**Data entries**
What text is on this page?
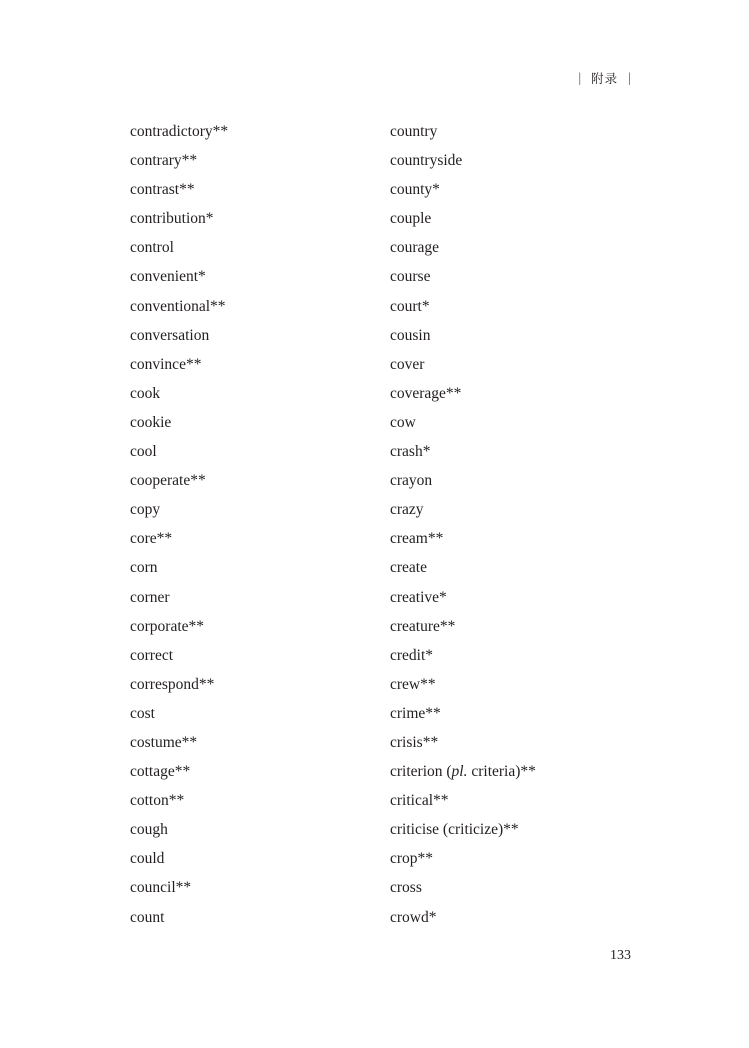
| 附录 |
contradictory**
contrary**
contrast**
contribution*
control
convenient*
conventional**
conversation
convince**
cook
cookie
cool
cooperate**
copy
core**
corn
corner
corporate**
correct
correspond**
cost
costume**
cottage**
cotton**
cough
could
council**
count
country
countryside
county*
couple
courage
course
court*
cousin
cover
coverage**
cow
crash*
crayon
crazy
cream**
create
creative*
creature**
credit*
crew**
crime**
crisis**
criterion (pl. criteria)**
critical**
criticise (criticize)**
crop**
cross
crowd*
133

**Directions for this task**
Restate each line of the records exactly; pictures do not belong in the copy.

**Task result**
What text is on this page?
| 附录 |
contradictory**
contrary**
contrast**
contribution*
control
convenient*
conventional**
conversation
convince**
cook
cookie
cool
cooperate**
copy
core**
corn
corner
corporate**
correct
correspond**
cost
costume**
cottage**
cotton**
cough
could
council**
count
country
countryside
county*
couple
courage
course
court*
cousin
cover
coverage**
cow
crash*
crayon
crazy
cream**
create
creative*
creature**
credit*
crew**
crime**
crisis**
criterion (pl. criteria)**
critical**
criticise (criticize)**
crop**
cross
crowd*
133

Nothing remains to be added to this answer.